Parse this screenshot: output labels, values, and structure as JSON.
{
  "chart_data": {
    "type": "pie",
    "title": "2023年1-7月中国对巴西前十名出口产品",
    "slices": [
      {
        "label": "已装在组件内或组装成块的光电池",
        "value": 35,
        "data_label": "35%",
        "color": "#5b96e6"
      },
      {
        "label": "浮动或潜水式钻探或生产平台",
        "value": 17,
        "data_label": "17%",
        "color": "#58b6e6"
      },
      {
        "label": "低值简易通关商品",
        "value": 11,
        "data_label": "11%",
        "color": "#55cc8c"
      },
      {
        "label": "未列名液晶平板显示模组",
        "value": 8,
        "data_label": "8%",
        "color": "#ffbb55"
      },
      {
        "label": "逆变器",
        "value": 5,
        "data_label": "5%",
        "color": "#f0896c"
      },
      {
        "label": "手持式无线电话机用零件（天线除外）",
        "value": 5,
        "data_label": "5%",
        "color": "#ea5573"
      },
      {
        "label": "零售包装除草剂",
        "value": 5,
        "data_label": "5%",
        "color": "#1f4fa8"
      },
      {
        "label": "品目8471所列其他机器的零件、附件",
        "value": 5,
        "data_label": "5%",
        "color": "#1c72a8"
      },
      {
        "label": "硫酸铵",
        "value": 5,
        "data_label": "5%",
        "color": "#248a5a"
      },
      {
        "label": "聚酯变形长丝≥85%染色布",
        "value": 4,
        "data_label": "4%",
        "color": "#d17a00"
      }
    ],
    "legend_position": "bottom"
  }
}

#### Exercise details
Show the lines that mention the word "color".

#### Answer to the exercise
        "color": "#5b96e6"
        "color": "#58b6e6"
        "color": "#55cc8c"
        "color": "#ffbb55"
        "color": "#f0896c"
        "color": "#ea5573"
        "color": "#1f4fa8"
        "color": "#1c72a8"
        "color": "#248a5a"
        "color": "#d17a00"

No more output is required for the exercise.